WRITTEN INSTRUCTION
Can you print the data exactly and leave out each image?

Some records:

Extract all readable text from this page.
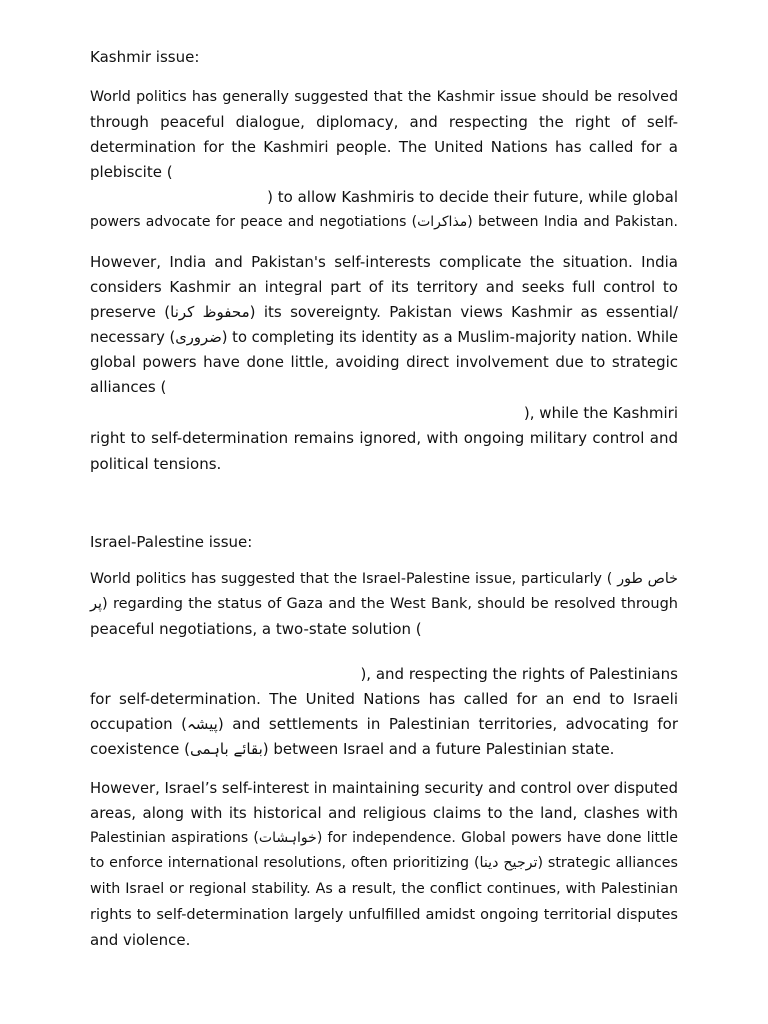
Kashmir issue:
World politics has generally suggested that the Kashmir issue should be resolved
through peaceful dialogue, diplomacy, and respecting the right of self-
determination for the Kashmiri people. The United Nations has called for a
plebiscite (
) to allow Kashmiris to decide their future, while global
powers advocate for peace and negotiations (مذاکرات) between India and Pakistan.
However, India and Pakistan's self-interests complicate the situation. India
considers Kashmir an integral part of its territory and seeks full control to
preserve (محفوظ کرنا) its sovereignty. Pakistan views Kashmir as essential/
necessary (ضروری) to completing its identity as a Muslim-majority nation. While
global powers have done little, avoiding direct involvement due to strategic
alliances (
), while the Kashmiri
right to self-determination remains ignored, with ongoing military control and
political tensions.
Israel-Palestine issue:
World politics has suggested that the Israel-Palestine issue, particularly ( خاص طور
پر) regarding the status of Gaza and the West Bank, should be resolved through
peaceful negotiations, a two-state solution (
), and respecting the rights of Palestinians
for self-determination. The United Nations has called for an end to Israeli
occupation (پیشہ) and settlements in Palestinian territories, advocating for
coexistence (بقائے باہمی) between Israel and a future Palestinian state.
However, Israel’s self-interest in maintaining security and control over disputed
areas, along with its historical and religious claims to the land, clashes with
Palestinian aspirations (خواہشات) for independence. Global powers have done little
to enforce international resolutions, often prioritizing (ترجیح دینا) strategic alliances
with Israel or regional stability. As a result, the conflict continues, with Palestinian
rights to self-determination largely unfulfilled amidst ongoing territorial disputes
and violence.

SOLUTION FOR THIS TASK
Extract all readable text from this page.
Kashmir issue:
World politics has generally suggested that the Kashmir issue should be resolved
through peaceful dialogue, diplomacy, and respecting the right of self-
determination for the Kashmiri people. The United Nations has called for a
plebiscite (
) to allow Kashmiris to decide their future, while global
powers advocate for peace and negotiations (مذاکرات) between India and Pakistan.
However, India and Pakistan's self-interests complicate the situation. India
considers Kashmir an integral part of its territory and seeks full control to
preserve (محفوظ کرنا) its sovereignty. Pakistan views Kashmir as essential/
necessary (ضروری) to completing its identity as a Muslim-majority nation. While
global powers have done little, avoiding direct involvement due to strategic
alliances (
), while the Kashmiri
right to self-determination remains ignored, with ongoing military control and
political tensions.
Israel-Palestine issue:
World politics has suggested that the Israel-Palestine issue, particularly ( خاص طور
پر) regarding the status of Gaza and the West Bank, should be resolved through
peaceful negotiations, a two-state solution (
), and respecting the rights of Palestinians
for self-determination. The United Nations has called for an end to Israeli
occupation (پیشہ) and settlements in Palestinian territories, advocating for
coexistence (بقائے باہمی) between Israel and a future Palestinian state.
However, Israel’s self-interest in maintaining security and control over disputed
areas, along with its historical and religious claims to the land, clashes with
Palestinian aspirations (خواہشات) for independence. Global powers have done little
to enforce international resolutions, often prioritizing (ترجیح دینا) strategic alliances
with Israel or regional stability. As a result, the conflict continues, with Palestinian
rights to self-determination largely unfulfilled amidst ongoing territorial disputes
and violence.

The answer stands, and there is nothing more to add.